_Your goal_. Repeat the material below exactly, with no pictures.

_Given data_.
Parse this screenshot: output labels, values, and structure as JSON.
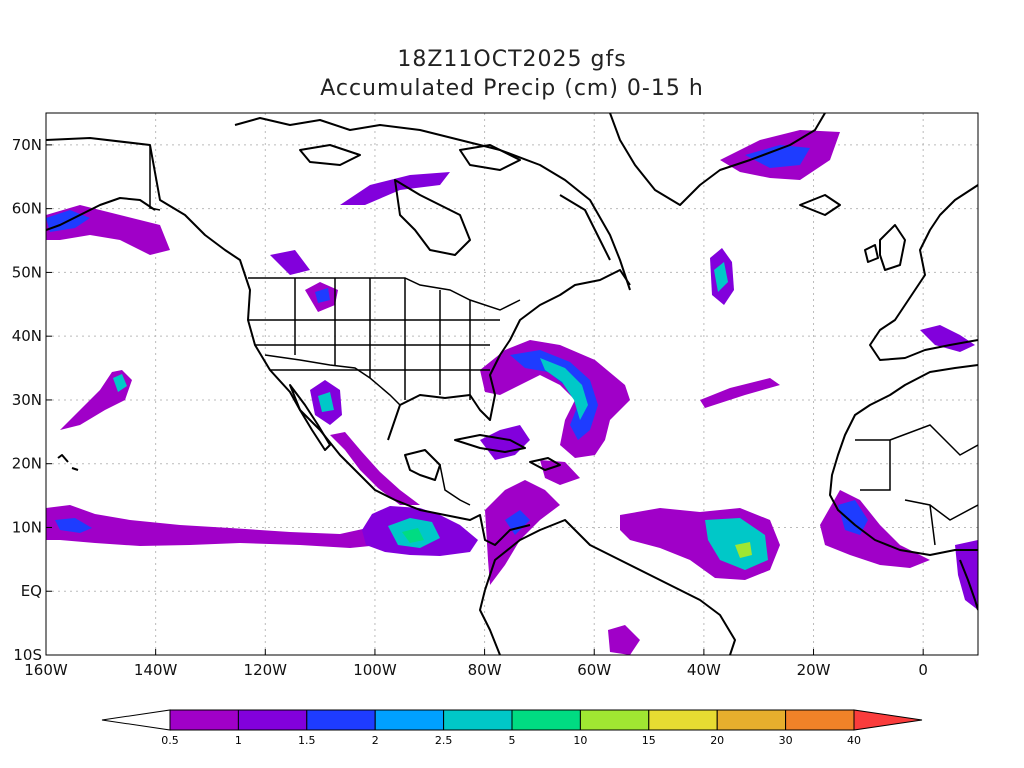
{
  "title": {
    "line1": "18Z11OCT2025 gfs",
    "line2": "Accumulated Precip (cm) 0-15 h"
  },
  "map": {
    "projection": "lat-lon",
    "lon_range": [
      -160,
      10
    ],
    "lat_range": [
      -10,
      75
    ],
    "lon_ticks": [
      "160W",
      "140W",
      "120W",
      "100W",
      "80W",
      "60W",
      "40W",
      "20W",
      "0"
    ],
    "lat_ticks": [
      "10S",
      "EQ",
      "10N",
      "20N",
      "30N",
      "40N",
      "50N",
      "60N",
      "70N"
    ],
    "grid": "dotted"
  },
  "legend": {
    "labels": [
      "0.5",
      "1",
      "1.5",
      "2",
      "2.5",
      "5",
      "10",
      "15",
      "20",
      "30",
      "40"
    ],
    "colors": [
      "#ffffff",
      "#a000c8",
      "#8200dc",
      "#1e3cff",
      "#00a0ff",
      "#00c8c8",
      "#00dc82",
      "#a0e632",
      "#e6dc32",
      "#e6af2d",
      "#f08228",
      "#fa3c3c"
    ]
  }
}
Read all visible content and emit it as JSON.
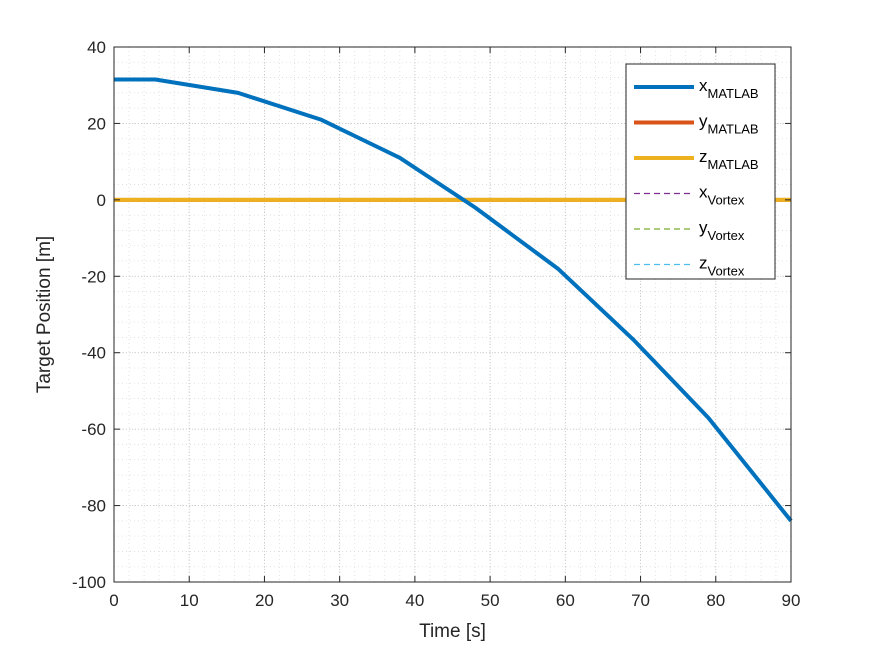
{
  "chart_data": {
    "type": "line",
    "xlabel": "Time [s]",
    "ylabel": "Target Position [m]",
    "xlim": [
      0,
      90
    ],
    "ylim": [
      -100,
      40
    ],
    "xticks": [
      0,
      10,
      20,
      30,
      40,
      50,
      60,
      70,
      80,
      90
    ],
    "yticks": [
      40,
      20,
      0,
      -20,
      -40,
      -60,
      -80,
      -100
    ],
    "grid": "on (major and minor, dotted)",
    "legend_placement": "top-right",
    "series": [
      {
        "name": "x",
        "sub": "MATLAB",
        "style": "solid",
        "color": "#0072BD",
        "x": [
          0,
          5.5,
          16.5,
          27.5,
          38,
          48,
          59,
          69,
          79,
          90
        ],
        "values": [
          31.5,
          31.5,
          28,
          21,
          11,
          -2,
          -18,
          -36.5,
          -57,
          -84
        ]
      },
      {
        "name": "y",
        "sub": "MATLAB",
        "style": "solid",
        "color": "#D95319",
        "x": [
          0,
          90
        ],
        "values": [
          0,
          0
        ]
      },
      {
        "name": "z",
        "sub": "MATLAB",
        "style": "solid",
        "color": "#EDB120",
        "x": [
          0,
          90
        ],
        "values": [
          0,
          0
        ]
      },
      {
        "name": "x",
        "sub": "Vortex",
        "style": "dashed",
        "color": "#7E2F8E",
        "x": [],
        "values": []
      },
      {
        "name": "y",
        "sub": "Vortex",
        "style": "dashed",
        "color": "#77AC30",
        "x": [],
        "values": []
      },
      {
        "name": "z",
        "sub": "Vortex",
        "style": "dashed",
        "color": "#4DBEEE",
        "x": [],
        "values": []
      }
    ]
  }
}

_Output of the task_.
Parse this screenshot: output labels, values, and structure as JSON.
{
  "title": {
    "line1": "18Z11OCT2025 gfs",
    "line2": "Accumulated Precip (cm) 0-15 h"
  },
  "map": {
    "projection": "lat-lon",
    "lon_range": [
      -160,
      10
    ],
    "lat_range": [
      -10,
      75
    ],
    "lon_ticks": [
      "160W",
      "140W",
      "120W",
      "100W",
      "80W",
      "60W",
      "40W",
      "20W",
      "0"
    ],
    "lat_ticks": [
      "10S",
      "EQ",
      "10N",
      "20N",
      "30N",
      "40N",
      "50N",
      "60N",
      "70N"
    ],
    "grid": "dotted"
  },
  "legend": {
    "labels": [
      "0.5",
      "1",
      "1.5",
      "2",
      "2.5",
      "5",
      "10",
      "15",
      "20",
      "30",
      "40"
    ],
    "colors": [
      "#ffffff",
      "#a000c8",
      "#8200dc",
      "#1e3cff",
      "#00a0ff",
      "#00c8c8",
      "#00dc82",
      "#a0e632",
      "#e6dc32",
      "#e6af2d",
      "#f08228",
      "#fa3c3c"
    ]
  }
}
Read all visible content and emit it as JSON.
{
  "chart_data": {
    "type": "line",
    "xlabel": "Time [s]",
    "ylabel": "Target Position [m]",
    "xlim": [
      0,
      90
    ],
    "ylim": [
      -100,
      40
    ],
    "xticks": [
      0,
      10,
      20,
      30,
      40,
      50,
      60,
      70,
      80,
      90
    ],
    "yticks": [
      40,
      20,
      0,
      -20,
      -40,
      -60,
      -80,
      -100
    ],
    "grid": "on (major and minor, dotted)",
    "legend_placement": "top-right",
    "series": [
      {
        "name": "x",
        "sub": "MATLAB",
        "style": "solid",
        "color": "#0072BD",
        "x": [
          0,
          5.5,
          16.5,
          27.5,
          38,
          48,
          59,
          69,
          79,
          90
        ],
        "values": [
          31.5,
          31.5,
          28,
          21,
          11,
          -2,
          -18,
          -36.5,
          -57,
          -84
        ]
      },
      {
        "name": "y",
        "sub": "MATLAB",
        "style": "solid",
        "color": "#D95319",
        "x": [
          0,
          90
        ],
        "values": [
          0,
          0
        ]
      },
      {
        "name": "z",
        "sub": "MATLAB",
        "style": "solid",
        "color": "#EDB120",
        "x": [
          0,
          90
        ],
        "values": [
          0,
          0
        ]
      },
      {
        "name": "x",
        "sub": "Vortex",
        "style": "dashed",
        "color": "#7E2F8E",
        "x": [],
        "values": []
      },
      {
        "name": "y",
        "sub": "Vortex",
        "style": "dashed",
        "color": "#77AC30",
        "x": [],
        "values": []
      },
      {
        "name": "z",
        "sub": "Vortex",
        "style": "dashed",
        "color": "#4DBEEE",
        "x": [],
        "values": []
      }
    ]
  }
}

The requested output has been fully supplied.